>> BEGIN
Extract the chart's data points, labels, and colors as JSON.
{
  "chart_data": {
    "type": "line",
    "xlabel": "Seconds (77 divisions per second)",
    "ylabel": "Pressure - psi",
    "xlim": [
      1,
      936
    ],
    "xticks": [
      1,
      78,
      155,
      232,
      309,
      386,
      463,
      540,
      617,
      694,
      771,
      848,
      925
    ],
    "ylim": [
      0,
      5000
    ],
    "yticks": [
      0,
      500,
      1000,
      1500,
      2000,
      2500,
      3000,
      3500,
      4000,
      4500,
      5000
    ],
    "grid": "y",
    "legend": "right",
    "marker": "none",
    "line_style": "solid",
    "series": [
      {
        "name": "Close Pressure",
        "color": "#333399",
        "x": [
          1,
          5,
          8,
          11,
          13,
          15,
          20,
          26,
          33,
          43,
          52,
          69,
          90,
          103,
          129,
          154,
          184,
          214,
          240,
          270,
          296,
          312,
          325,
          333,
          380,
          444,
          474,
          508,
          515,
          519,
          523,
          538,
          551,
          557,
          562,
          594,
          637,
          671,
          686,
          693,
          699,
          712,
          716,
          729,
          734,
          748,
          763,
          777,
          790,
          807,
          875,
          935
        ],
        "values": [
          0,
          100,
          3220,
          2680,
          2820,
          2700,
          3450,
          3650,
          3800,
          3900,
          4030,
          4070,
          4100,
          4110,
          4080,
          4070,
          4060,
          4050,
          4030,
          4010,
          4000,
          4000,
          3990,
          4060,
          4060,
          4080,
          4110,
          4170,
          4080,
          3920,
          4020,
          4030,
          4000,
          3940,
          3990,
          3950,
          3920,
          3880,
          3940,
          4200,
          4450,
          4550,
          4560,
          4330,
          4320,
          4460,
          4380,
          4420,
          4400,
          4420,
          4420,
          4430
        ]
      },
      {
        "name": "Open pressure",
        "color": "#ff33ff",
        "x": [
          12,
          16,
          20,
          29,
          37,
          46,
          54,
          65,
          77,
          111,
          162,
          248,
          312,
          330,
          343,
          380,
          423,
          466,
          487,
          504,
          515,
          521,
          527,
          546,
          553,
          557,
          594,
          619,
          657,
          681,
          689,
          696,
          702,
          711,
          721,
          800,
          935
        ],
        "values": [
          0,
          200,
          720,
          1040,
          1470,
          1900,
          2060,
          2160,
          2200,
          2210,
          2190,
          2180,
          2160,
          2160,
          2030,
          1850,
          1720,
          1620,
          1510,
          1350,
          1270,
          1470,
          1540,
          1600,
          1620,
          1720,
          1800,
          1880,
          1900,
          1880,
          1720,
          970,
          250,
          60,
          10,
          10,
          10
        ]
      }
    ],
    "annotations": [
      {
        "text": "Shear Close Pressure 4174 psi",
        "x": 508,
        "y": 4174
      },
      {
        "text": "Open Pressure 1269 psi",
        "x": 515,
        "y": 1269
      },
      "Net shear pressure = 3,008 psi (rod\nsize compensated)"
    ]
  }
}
>> END
- [THE TASK] Copy out the material word for word and line for line.

- [COMPLETE ANSWER]
Extract the chart's data points, labels, and colors as JSON.
{
  "chart_data": {
    "type": "line",
    "xlabel": "Seconds (77 divisions per second)",
    "ylabel": "Pressure - psi",
    "xlim": [
      1,
      936
    ],
    "xticks": [
      1,
      78,
      155,
      232,
      309,
      386,
      463,
      540,
      617,
      694,
      771,
      848,
      925
    ],
    "ylim": [
      0,
      5000
    ],
    "yticks": [
      0,
      500,
      1000,
      1500,
      2000,
      2500,
      3000,
      3500,
      4000,
      4500,
      5000
    ],
    "grid": "y",
    "legend": "right",
    "marker": "none",
    "line_style": "solid",
    "series": [
      {
        "name": "Close Pressure",
        "color": "#333399",
        "x": [
          1,
          5,
          8,
          11,
          13,
          15,
          20,
          26,
          33,
          43,
          52,
          69,
          90,
          103,
          129,
          154,
          184,
          214,
          240,
          270,
          296,
          312,
          325,
          333,
          380,
          444,
          474,
          508,
          515,
          519,
          523,
          538,
          551,
          557,
          562,
          594,
          637,
          671,
          686,
          693,
          699,
          712,
          716,
          729,
          734,
          748,
          763,
          777,
          790,
          807,
          875,
          935
        ],
        "values": [
          0,
          100,
          3220,
          2680,
          2820,
          2700,
          3450,
          3650,
          3800,
          3900,
          4030,
          4070,
          4100,
          4110,
          4080,
          4070,
          4060,
          4050,
          4030,
          4010,
          4000,
          4000,
          3990,
          4060,
          4060,
          4080,
          4110,
          4170,
          4080,
          3920,
          4020,
          4030,
          4000,
          3940,
          3990,
          3950,
          3920,
          3880,
          3940,
          4200,
          4450,
          4550,
          4560,
          4330,
          4320,
          4460,
          4380,
          4420,
          4400,
          4420,
          4420,
          4430
        ]
      },
      {
        "name": "Open pressure",
        "color": "#ff33ff",
        "x": [
          12,
          16,
          20,
          29,
          37,
          46,
          54,
          65,
          77,
          111,
          162,
          248,
          312,
          330,
          343,
          380,
          423,
          466,
          487,
          504,
          515,
          521,
          527,
          546,
          553,
          557,
          594,
          619,
          657,
          681,
          689,
          696,
          702,
          711,
          721,
          800,
          935
        ],
        "values": [
          0,
          200,
          720,
          1040,
          1470,
          1900,
          2060,
          2160,
          2200,
          2210,
          2190,
          2180,
          2160,
          2160,
          2030,
          1850,
          1720,
          1620,
          1510,
          1350,
          1270,
          1470,
          1540,
          1600,
          1620,
          1720,
          1800,
          1880,
          1900,
          1880,
          1720,
          970,
          250,
          60,
          10,
          10,
          10
        ]
      }
    ],
    "annotations": [
      {
        "text": "Shear Close Pressure 4174 psi",
        "x": 508,
        "y": 4174
      },
      {
        "text": "Open Pressure 1269 psi",
        "x": 515,
        "y": 1269
      },
      "Net shear pressure = 3,008 psi (rod\nsize compensated)"
    ]
  }
}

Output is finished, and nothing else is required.